▶ テキストブロック
でも、まよ羊さんがそうは思えないのであれば、無明について考えてみられてはいかがでしょう。人間は沢山の知識をもっていますが万能ではありません。今回は獣医さんよりてんかん発作の知識を教えて頂くことで、まよ羊さんの判断が正しければ、最期に力を振り絞った行動に気づけなかった訳です。私たちは知識があることで逆に真実を見えなくしてしまうことがあります。それを無明といいます。
私たちは仏さまではありませんから、物事を見る時に偏りがあり、正しく見ることは出来ません。人間の判断は常に危ういと言っても過言ではありません。そのことを愛犬は身をもって教えてくれたのではないでしょうか。年を取れば取るほどに、人は自分の経験に固執して冷静に物事が見えなくなっていきます。無明とは何も知らないことではなくて、どんなことにも答えを持っていることです。答えを持っているので、それが間違った知識であっても、問い直すことが出来ないのです。今回のことも、獣医さんからの知識が無ければ、愛犬の様子を見ながら、どうするべきか悩みながらも的確な行動が出来たかも知れません。
今回の経験をご縁に、ご自分の無明性を深く見つめることが、しいては愛犬の供養に繋がっていくのではないでしょうか。
質問者からのお礼
回答いただきありがとうございます。
「無明性」、私の頭からは出ることのない考えであり目から鱗でした。

▶ 提供レコード
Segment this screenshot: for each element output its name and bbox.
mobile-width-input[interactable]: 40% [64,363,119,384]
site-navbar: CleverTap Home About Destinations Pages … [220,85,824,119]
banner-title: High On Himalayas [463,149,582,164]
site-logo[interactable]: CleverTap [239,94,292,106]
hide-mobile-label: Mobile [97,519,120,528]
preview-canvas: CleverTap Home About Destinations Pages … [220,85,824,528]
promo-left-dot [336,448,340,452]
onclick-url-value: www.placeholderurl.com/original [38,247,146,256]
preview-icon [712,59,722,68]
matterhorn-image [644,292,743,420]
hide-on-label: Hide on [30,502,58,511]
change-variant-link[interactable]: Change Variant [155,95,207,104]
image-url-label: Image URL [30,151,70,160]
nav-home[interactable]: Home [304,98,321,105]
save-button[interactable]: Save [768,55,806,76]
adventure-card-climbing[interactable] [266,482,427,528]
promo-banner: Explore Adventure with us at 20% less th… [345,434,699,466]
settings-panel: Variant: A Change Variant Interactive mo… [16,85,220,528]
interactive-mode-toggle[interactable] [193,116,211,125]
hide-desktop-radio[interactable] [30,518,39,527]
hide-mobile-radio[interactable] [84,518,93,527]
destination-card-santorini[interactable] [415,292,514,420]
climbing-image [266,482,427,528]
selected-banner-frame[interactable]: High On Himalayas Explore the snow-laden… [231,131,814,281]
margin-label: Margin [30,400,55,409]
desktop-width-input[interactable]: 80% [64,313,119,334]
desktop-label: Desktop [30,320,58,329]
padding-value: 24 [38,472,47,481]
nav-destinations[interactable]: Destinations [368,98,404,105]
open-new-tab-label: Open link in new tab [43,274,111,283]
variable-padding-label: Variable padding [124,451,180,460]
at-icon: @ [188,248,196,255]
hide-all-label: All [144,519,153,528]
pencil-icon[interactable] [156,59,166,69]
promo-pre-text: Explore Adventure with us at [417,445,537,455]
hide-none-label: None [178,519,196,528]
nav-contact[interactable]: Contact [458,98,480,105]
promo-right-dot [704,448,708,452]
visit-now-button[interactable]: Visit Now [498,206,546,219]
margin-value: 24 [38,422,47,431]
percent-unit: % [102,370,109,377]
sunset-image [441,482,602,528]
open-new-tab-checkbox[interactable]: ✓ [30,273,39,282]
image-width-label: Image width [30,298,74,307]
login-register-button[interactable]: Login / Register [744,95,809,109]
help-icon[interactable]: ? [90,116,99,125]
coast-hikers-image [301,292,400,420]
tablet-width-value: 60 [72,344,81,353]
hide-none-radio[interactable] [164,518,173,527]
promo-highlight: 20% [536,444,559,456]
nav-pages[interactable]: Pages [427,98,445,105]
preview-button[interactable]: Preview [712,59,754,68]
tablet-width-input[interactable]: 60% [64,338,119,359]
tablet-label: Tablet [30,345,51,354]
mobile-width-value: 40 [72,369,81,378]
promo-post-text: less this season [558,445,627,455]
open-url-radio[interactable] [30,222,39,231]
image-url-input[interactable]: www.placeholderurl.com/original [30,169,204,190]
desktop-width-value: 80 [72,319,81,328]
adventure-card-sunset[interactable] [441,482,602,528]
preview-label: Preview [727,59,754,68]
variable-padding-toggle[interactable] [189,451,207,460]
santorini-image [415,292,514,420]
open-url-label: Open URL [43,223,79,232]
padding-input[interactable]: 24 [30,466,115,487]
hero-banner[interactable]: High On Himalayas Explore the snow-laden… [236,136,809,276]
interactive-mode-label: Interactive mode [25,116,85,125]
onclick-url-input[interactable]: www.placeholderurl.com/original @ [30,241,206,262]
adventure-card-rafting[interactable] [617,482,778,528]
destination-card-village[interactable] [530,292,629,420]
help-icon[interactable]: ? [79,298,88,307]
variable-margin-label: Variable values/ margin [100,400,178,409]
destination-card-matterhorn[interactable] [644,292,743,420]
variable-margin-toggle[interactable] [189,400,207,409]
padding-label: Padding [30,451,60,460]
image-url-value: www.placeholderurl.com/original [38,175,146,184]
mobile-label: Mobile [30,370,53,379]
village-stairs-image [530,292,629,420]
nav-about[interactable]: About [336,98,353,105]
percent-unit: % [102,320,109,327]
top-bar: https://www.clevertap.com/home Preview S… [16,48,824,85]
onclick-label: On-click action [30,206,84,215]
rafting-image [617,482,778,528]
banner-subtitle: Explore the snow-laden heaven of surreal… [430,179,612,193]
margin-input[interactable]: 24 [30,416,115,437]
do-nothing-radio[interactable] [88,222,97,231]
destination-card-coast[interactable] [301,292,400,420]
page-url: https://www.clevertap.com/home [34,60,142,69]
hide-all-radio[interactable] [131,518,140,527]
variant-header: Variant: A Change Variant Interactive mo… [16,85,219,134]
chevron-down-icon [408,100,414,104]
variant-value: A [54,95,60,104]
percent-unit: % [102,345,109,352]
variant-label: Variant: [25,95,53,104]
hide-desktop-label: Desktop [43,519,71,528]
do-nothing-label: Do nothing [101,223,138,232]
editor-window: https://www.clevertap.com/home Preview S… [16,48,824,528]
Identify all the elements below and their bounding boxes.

--

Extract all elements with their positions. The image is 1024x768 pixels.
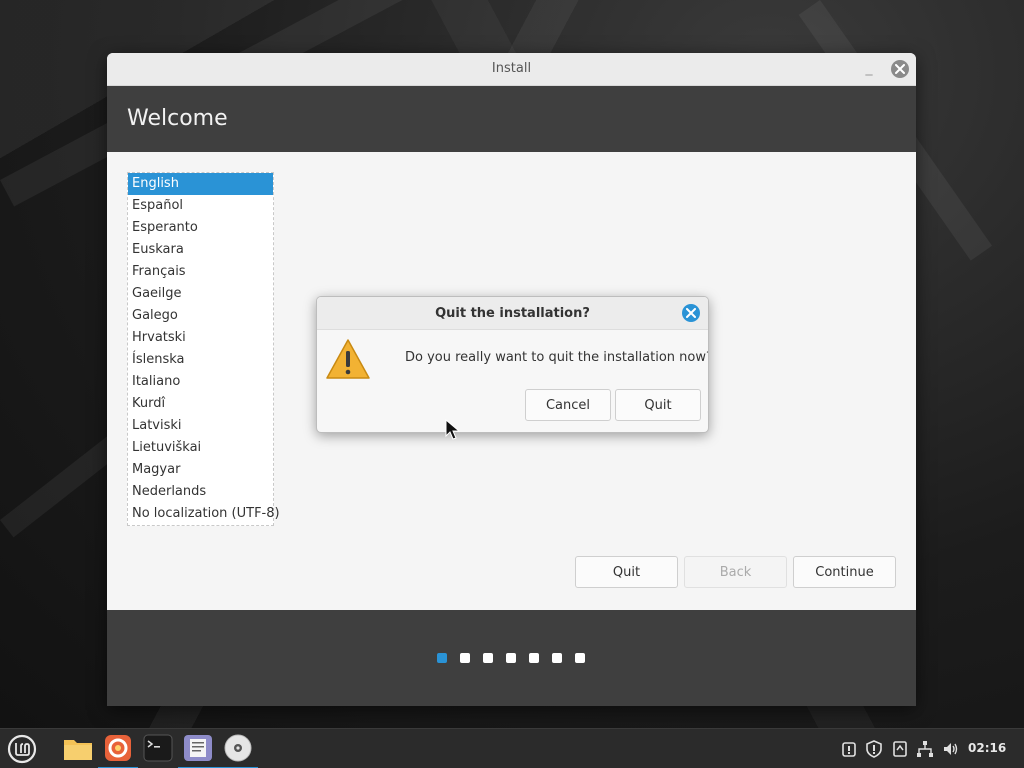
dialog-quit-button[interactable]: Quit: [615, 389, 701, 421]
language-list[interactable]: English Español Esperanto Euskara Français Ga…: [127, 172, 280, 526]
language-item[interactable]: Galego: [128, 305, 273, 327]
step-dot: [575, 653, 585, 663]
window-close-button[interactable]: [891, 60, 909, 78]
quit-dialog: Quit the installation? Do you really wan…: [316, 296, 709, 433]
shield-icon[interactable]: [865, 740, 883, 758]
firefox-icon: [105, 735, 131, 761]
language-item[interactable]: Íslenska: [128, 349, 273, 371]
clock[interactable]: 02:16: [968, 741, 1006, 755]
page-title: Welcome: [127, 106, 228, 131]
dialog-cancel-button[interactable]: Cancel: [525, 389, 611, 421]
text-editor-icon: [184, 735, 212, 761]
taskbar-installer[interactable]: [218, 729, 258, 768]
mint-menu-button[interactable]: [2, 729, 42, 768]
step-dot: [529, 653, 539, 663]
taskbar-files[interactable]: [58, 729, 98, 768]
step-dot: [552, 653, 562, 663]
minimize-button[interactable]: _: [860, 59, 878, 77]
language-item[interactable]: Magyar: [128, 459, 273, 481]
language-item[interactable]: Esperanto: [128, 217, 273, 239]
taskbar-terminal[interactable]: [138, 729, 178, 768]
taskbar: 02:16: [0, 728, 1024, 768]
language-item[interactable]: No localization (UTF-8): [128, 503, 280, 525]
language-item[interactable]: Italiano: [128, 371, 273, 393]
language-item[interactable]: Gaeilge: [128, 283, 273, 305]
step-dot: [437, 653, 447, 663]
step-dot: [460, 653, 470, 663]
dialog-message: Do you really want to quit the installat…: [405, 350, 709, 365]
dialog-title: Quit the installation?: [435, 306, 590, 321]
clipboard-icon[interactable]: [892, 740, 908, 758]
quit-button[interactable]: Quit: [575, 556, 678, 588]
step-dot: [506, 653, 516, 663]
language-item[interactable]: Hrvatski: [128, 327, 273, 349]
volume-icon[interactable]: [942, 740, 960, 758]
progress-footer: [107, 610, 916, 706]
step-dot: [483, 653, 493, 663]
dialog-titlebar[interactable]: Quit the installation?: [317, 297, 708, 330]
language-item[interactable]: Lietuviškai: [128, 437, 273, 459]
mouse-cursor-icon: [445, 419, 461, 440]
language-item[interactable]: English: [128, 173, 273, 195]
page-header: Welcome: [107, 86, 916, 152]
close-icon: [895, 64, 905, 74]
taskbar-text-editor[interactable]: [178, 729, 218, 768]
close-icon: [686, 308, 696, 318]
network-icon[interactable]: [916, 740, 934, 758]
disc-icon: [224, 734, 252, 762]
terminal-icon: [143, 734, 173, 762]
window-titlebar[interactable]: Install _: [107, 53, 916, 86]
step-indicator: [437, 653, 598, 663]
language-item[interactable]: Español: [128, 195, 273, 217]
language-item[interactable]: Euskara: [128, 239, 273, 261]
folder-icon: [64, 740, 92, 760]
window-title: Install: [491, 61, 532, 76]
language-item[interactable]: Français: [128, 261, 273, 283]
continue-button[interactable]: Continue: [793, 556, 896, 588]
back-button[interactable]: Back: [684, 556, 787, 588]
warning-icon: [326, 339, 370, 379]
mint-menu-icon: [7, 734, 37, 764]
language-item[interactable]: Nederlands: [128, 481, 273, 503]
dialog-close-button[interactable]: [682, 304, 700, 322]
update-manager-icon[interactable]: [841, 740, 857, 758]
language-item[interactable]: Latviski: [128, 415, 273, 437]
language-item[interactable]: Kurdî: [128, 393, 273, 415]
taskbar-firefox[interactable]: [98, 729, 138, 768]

--

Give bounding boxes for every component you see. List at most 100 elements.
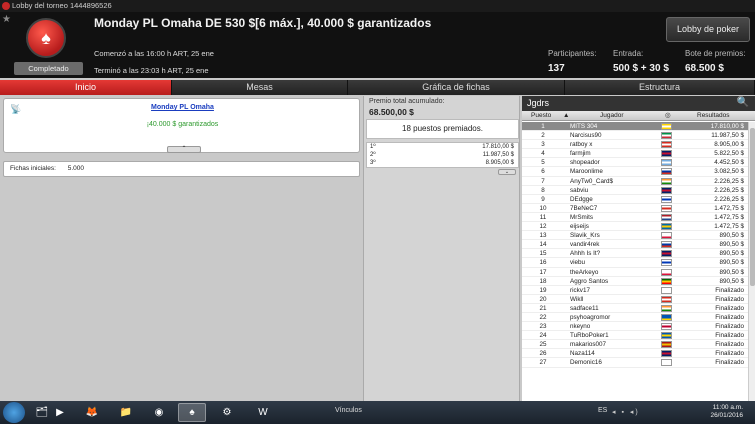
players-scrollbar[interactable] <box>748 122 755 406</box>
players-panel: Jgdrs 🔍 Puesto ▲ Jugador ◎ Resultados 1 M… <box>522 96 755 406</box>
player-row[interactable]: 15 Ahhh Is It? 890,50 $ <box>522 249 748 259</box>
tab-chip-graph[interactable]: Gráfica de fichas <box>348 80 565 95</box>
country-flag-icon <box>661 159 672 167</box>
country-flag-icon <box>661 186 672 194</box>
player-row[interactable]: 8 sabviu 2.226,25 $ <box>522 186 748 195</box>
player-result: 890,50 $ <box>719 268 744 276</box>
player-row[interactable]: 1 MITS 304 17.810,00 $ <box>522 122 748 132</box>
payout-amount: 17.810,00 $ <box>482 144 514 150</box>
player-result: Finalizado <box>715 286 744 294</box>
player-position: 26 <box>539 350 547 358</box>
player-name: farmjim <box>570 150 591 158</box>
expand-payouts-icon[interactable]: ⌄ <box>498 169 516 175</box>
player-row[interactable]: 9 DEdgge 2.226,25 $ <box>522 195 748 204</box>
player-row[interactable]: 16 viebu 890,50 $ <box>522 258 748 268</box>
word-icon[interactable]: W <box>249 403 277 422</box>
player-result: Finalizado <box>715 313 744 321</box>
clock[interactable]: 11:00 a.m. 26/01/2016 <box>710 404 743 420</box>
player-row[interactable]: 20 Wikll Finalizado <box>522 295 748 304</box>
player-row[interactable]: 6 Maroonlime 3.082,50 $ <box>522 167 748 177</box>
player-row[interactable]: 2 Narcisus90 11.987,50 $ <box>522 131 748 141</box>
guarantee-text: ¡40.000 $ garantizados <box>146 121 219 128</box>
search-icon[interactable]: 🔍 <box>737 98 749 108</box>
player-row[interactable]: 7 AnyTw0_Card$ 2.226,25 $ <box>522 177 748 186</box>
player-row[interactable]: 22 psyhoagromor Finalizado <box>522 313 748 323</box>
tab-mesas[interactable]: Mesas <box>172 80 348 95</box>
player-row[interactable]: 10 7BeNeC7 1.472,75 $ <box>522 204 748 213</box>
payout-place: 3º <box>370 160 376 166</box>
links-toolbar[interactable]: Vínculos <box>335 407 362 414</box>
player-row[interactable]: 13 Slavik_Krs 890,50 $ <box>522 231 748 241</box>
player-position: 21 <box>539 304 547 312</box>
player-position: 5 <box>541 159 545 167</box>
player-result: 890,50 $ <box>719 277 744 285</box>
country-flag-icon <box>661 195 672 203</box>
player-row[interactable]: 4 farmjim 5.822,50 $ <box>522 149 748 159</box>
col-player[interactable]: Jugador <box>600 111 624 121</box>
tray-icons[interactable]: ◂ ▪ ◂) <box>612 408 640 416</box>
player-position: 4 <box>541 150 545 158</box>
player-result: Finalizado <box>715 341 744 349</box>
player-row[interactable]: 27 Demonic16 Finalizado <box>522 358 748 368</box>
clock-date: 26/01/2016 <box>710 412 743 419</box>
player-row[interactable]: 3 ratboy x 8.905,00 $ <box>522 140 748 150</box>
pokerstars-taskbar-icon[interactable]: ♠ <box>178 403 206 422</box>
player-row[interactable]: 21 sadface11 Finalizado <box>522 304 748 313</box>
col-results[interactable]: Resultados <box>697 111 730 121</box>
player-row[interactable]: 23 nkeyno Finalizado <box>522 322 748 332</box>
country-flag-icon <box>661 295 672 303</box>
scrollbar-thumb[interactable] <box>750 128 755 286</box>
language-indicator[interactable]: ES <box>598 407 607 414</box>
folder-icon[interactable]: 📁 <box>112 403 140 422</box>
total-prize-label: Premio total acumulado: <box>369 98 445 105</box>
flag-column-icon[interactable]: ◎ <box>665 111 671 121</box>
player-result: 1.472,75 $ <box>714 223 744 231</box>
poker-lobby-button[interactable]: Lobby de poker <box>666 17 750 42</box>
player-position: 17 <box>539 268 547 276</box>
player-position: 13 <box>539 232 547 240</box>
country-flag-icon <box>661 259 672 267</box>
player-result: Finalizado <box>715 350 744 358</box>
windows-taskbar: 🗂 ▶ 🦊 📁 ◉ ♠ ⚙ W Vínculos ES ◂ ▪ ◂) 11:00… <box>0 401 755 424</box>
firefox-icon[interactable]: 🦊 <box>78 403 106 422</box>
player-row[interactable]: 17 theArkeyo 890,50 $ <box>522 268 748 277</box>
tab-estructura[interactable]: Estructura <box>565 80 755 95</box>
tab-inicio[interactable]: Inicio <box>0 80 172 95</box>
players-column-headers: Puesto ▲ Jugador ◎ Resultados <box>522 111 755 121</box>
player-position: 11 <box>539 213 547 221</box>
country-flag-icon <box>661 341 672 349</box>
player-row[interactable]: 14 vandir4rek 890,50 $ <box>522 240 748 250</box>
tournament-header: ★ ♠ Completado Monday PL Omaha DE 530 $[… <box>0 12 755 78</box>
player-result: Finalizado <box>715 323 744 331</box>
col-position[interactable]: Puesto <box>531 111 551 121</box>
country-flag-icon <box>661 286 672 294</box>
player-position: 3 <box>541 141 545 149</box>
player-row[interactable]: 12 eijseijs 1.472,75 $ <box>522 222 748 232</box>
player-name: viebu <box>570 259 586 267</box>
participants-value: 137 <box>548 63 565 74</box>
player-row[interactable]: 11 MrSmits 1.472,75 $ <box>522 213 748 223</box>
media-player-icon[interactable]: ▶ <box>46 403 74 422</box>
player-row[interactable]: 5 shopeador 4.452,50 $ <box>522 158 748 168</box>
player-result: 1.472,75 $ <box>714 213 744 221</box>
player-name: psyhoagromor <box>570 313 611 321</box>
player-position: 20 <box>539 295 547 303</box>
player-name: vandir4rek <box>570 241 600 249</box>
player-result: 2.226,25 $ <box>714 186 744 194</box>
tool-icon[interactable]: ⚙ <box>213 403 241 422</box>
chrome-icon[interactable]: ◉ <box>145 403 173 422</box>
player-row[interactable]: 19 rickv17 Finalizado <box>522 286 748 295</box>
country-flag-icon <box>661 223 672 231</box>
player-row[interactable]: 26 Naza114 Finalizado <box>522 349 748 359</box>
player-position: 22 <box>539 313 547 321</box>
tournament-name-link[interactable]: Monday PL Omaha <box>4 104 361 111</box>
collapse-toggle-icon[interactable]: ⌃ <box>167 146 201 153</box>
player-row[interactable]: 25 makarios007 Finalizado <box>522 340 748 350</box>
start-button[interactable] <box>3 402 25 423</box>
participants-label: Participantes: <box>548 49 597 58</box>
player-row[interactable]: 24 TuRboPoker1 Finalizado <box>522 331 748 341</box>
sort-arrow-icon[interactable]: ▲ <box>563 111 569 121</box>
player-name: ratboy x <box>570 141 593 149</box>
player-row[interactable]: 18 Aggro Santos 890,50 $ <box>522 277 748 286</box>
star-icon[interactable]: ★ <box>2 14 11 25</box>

▶ 課題
無明についての文章から「私たちは仏さまではありません」で始まり「行動が出来たかも知れません。」で終わる部分を抜き出し、「獣医さん」を「専門家」に置き換えて示してください。

▶ 作業結果
私たちは仏さまではありませんから、物事を見る時に偏りがあり、正しく見ることは出来ません。人間の判断は常に危ういと言っても過言ではありません。そのことを愛犬は身をもって教えてくれたのではないでしょうか。年を取れば取るほどに、人は自分の経験に固執して冷静に物事が見えなくなっていきます。無明とは何も知らないことではなくて、どんなことにも答えを持っていることです。答えを持っているので、それが間違った知識であっても、問い直すことが出来ないのです。今回のことも、専門家からの知識が無ければ、愛犬の様子を見ながら、どうするべきか悩みながらも的確な行動が出来たかも知れません。